Return the material word for word. Do not include the pictures.

--- BEGIN DATA ROWS ---

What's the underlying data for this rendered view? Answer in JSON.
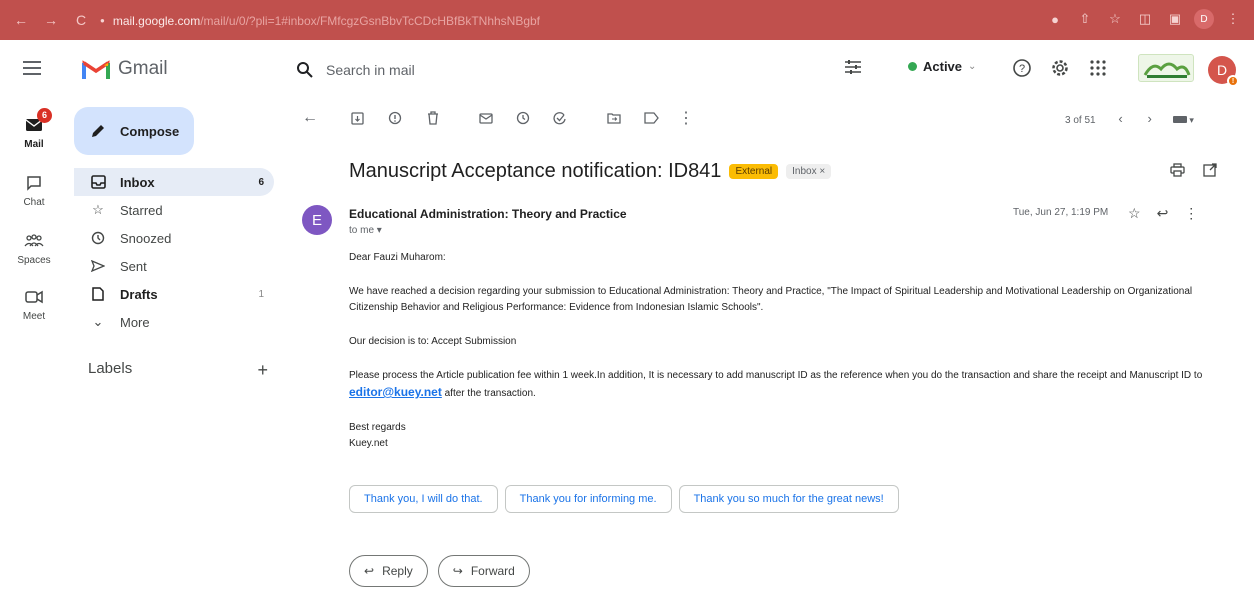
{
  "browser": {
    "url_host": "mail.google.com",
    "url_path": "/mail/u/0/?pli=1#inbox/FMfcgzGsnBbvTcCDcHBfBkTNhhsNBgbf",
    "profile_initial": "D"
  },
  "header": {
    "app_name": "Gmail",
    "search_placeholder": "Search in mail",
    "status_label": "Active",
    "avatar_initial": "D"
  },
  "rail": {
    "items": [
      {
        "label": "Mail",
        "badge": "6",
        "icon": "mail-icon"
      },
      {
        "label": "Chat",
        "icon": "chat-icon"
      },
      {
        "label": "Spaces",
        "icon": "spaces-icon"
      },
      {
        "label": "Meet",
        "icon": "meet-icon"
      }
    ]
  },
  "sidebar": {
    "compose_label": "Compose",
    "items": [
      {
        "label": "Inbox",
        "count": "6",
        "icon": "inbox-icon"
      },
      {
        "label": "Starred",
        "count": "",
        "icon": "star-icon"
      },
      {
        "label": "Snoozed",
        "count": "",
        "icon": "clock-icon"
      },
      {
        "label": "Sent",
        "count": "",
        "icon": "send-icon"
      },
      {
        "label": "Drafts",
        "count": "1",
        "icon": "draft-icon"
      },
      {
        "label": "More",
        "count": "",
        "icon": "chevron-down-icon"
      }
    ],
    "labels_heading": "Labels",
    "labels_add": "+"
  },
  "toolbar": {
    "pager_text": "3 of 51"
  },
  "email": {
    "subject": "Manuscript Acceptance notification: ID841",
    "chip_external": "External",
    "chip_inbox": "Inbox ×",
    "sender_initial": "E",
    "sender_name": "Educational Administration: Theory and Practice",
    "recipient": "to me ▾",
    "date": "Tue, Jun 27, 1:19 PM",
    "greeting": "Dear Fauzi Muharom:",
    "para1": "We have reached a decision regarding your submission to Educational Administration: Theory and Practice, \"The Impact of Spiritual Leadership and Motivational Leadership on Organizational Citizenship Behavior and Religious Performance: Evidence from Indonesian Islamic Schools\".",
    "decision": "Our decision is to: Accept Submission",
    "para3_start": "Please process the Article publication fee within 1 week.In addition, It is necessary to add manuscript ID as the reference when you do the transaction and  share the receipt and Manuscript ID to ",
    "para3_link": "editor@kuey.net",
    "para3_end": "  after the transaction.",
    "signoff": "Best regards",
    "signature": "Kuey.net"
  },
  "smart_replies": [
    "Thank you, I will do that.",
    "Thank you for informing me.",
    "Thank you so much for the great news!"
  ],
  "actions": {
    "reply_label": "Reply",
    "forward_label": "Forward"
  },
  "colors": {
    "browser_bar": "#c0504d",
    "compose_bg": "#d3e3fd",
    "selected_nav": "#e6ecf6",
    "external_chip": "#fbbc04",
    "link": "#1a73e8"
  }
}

--- END DATA ROWS ---

SOLUTION TO THIS EXERCISE ->
What's the underlying data for this rendered view? Answer in JSON.
{
  "browser": {
    "url_host": "mail.google.com",
    "url_path": "/mail/u/0/?pli=1#inbox/FMfcgzGsnBbvTcCDcHBfBkTNhhsNBgbf",
    "profile_initial": "D"
  },
  "header": {
    "app_name": "Gmail",
    "search_placeholder": "Search in mail",
    "status_label": "Active",
    "avatar_initial": "D"
  },
  "rail": {
    "items": [
      {
        "label": "Mail",
        "badge": "6",
        "icon": "mail-icon"
      },
      {
        "label": "Chat",
        "icon": "chat-icon"
      },
      {
        "label": "Spaces",
        "icon": "spaces-icon"
      },
      {
        "label": "Meet",
        "icon": "meet-icon"
      }
    ]
  },
  "sidebar": {
    "compose_label": "Compose",
    "items": [
      {
        "label": "Inbox",
        "count": "6",
        "icon": "inbox-icon"
      },
      {
        "label": "Starred",
        "count": "",
        "icon": "star-icon"
      },
      {
        "label": "Snoozed",
        "count": "",
        "icon": "clock-icon"
      },
      {
        "label": "Sent",
        "count": "",
        "icon": "send-icon"
      },
      {
        "label": "Drafts",
        "count": "1",
        "icon": "draft-icon"
      },
      {
        "label": "More",
        "count": "",
        "icon": "chevron-down-icon"
      }
    ],
    "labels_heading": "Labels",
    "labels_add": "+"
  },
  "toolbar": {
    "pager_text": "3 of 51"
  },
  "email": {
    "subject": "Manuscript Acceptance notification: ID841",
    "chip_external": "External",
    "chip_inbox": "Inbox ×",
    "sender_initial": "E",
    "sender_name": "Educational Administration: Theory and Practice",
    "recipient": "to me ▾",
    "date": "Tue, Jun 27, 1:19 PM",
    "greeting": "Dear Fauzi Muharom:",
    "para1": "We have reached a decision regarding your submission to Educational Administration: Theory and Practice, \"The Impact of Spiritual Leadership and Motivational Leadership on Organizational Citizenship Behavior and Religious Performance: Evidence from Indonesian Islamic Schools\".",
    "decision": "Our decision is to: Accept Submission",
    "para3_start": "Please process the Article publication fee within 1 week.In addition, It is necessary to add manuscript ID as the reference when you do the transaction and  share the receipt and Manuscript ID to ",
    "para3_link": "editor@kuey.net",
    "para3_end": "  after the transaction.",
    "signoff": "Best regards",
    "signature": "Kuey.net"
  },
  "smart_replies": [
    "Thank you, I will do that.",
    "Thank you for informing me.",
    "Thank you so much for the great news!"
  ],
  "actions": {
    "reply_label": "Reply",
    "forward_label": "Forward"
  },
  "colors": {
    "browser_bar": "#c0504d",
    "compose_bg": "#d3e3fd",
    "selected_nav": "#e6ecf6",
    "external_chip": "#fbbc04",
    "link": "#1a73e8"
  }
}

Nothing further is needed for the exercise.